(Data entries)
-*-*-

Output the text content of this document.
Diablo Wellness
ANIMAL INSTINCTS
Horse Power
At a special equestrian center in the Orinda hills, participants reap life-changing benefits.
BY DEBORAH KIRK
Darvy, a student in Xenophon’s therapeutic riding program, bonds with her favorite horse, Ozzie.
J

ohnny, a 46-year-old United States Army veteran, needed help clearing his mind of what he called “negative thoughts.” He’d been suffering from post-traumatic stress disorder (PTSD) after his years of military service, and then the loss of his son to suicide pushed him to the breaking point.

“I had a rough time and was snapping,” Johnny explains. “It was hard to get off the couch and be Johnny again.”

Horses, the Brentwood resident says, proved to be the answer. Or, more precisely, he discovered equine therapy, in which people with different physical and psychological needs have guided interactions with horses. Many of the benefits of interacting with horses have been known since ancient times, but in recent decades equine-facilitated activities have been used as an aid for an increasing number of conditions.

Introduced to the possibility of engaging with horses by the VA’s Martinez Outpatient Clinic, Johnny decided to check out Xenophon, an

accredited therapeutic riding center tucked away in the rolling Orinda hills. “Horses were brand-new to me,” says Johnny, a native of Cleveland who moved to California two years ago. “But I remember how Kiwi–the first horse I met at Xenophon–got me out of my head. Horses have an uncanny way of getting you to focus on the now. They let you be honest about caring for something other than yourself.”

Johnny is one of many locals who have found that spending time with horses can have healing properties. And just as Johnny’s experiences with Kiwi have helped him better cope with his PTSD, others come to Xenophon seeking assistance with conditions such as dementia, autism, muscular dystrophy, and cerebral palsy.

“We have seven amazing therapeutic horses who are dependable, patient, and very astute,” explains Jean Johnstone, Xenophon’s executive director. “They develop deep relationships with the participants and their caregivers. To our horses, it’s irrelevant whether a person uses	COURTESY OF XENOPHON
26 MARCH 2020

-*-*-

◆ **YOUR TASK**:
Every line above should be retyped exactly as given.

◆ **SOLUTION TO THIS PROBLEM**:
Output the text content of this document.
Diablo Wellness
ANIMAL INSTINCTS
Horse Power
At a special equestrian center in the Orinda hills, participants reap life-changing benefits.
BY DEBORAH KIRK
Darvy, a student in Xenophon’s therapeutic riding program, bonds with her favorite horse, Ozzie.
J

ohnny, a 46-year-old United States Army veteran, needed help clearing his mind of what he called “negative thoughts.” He’d been suffering from post-traumatic stress disorder (PTSD) after his years of military service, and then the loss of his son to suicide pushed him to the breaking point.

“I had a rough time and was snapping,” Johnny explains. “It was hard to get off the couch and be Johnny again.”

Horses, the Brentwood resident says, proved to be the answer. Or, more precisely, he discovered equine therapy, in which people with different physical and psychological needs have guided interactions with horses. Many of the benefits of interacting with horses have been known since ancient times, but in recent decades equine-facilitated activities have been used as an aid for an increasing number of conditions.

Introduced to the possibility of engaging with horses by the VA’s Martinez Outpatient Clinic, Johnny decided to check out Xenophon, an

accredited therapeutic riding center tucked away in the rolling Orinda hills. “Horses were brand-new to me,” says Johnny, a native of Cleveland who moved to California two years ago. “But I remember how Kiwi–the first horse I met at Xenophon–got me out of my head. Horses have an uncanny way of getting you to focus on the now. They let you be honest about caring for something other than yourself.”

Johnny is one of many locals who have found that spending time with horses can have healing properties. And just as Johnny’s experiences with Kiwi have helped him better cope with his PTSD, others come to Xenophon seeking assistance with conditions such as dementia, autism, muscular dystrophy, and cerebral palsy.

“We have seven amazing therapeutic horses who are dependable, patient, and very astute,” explains Jean Johnstone, Xenophon’s executive director. “They develop deep relationships with the participants and their caregivers. To our horses, it’s irrelevant whether a person uses	COURTESY OF XENOPHON
26 MARCH 2020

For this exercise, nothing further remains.